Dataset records
* * * * * * * * *
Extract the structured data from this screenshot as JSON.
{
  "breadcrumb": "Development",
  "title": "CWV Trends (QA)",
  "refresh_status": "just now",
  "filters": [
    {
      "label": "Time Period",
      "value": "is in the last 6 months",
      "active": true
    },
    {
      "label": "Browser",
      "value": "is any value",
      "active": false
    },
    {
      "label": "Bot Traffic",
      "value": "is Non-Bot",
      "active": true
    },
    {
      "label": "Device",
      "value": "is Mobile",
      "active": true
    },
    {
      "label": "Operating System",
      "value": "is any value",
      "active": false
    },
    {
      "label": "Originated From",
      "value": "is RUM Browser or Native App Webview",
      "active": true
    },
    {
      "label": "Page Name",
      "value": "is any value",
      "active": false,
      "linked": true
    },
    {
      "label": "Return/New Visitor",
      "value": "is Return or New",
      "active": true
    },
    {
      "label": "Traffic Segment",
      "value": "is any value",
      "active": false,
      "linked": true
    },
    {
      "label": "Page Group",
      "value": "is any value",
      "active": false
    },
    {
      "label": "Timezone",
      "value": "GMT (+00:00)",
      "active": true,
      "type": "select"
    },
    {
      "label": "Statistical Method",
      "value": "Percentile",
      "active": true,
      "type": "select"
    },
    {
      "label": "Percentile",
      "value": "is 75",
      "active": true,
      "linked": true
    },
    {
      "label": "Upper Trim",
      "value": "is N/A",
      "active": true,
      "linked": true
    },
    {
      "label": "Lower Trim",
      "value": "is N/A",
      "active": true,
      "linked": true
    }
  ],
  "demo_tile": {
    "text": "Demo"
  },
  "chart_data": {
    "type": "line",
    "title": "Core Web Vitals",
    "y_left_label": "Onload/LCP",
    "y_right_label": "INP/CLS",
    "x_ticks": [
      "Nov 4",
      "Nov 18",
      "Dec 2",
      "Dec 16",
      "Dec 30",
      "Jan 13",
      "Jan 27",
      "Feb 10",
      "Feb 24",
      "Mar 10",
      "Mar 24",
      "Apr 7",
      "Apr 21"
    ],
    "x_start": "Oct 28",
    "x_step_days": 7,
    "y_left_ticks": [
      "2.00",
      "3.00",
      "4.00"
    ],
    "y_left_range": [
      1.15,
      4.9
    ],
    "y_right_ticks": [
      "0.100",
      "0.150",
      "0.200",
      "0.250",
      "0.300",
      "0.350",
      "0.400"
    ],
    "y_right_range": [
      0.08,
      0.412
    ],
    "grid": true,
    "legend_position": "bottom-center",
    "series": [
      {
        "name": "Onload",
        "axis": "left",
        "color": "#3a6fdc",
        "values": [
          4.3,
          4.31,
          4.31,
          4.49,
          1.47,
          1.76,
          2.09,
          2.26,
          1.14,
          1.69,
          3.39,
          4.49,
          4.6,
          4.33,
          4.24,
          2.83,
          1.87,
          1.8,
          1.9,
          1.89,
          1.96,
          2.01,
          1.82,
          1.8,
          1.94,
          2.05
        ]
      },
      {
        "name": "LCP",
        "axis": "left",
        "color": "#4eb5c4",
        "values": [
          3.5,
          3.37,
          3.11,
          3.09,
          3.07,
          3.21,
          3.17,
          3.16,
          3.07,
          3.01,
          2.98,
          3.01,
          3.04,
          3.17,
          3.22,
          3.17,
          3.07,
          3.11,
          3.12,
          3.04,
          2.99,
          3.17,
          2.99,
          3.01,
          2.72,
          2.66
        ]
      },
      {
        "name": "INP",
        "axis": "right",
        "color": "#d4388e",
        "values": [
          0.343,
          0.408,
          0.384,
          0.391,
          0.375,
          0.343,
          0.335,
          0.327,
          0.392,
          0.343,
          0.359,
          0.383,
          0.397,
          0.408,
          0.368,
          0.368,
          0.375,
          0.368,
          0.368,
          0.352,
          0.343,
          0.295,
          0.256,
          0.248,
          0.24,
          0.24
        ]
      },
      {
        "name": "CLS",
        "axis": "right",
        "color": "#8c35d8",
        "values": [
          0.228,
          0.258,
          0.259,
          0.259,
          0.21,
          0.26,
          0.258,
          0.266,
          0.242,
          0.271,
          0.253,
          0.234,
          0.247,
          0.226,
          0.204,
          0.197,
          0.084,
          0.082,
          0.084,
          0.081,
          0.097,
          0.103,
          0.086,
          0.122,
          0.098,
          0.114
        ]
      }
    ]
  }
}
* * * * * * * * *
## Task directions
Gather each line in the data that holds the string "Return".

## Task answer
      "label": "Return/New Visitor",
      "value": "is Return or New",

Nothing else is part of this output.